A block of data:
·····

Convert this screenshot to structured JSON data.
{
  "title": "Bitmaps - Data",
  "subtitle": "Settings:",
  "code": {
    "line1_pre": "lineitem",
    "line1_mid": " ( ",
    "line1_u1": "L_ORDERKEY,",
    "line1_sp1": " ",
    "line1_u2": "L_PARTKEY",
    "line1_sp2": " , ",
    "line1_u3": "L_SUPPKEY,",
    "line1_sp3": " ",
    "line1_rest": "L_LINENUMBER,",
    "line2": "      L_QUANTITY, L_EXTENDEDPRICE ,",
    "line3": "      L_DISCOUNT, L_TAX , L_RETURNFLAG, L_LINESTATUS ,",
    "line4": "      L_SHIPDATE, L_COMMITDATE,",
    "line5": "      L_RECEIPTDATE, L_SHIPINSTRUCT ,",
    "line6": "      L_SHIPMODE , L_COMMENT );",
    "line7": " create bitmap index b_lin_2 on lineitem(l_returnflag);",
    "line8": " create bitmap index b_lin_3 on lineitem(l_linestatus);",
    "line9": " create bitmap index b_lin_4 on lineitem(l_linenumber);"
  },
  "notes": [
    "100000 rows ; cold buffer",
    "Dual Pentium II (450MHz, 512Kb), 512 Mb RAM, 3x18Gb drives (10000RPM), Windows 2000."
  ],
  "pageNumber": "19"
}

·····

What this task involves:
Find the word "lineitem" in the material, then list each line that holds it.

Written answer:
    "line1_pre": "lineitem",
    "line7": " create bitmap index b_lin_2 on lineitem(l_returnflag);",
    "line8": " create bitmap index b_lin_3 on lineitem(l_linestatus);",
    "line9": " create bitmap index b_lin_4 on lineitem(l_linenumber);"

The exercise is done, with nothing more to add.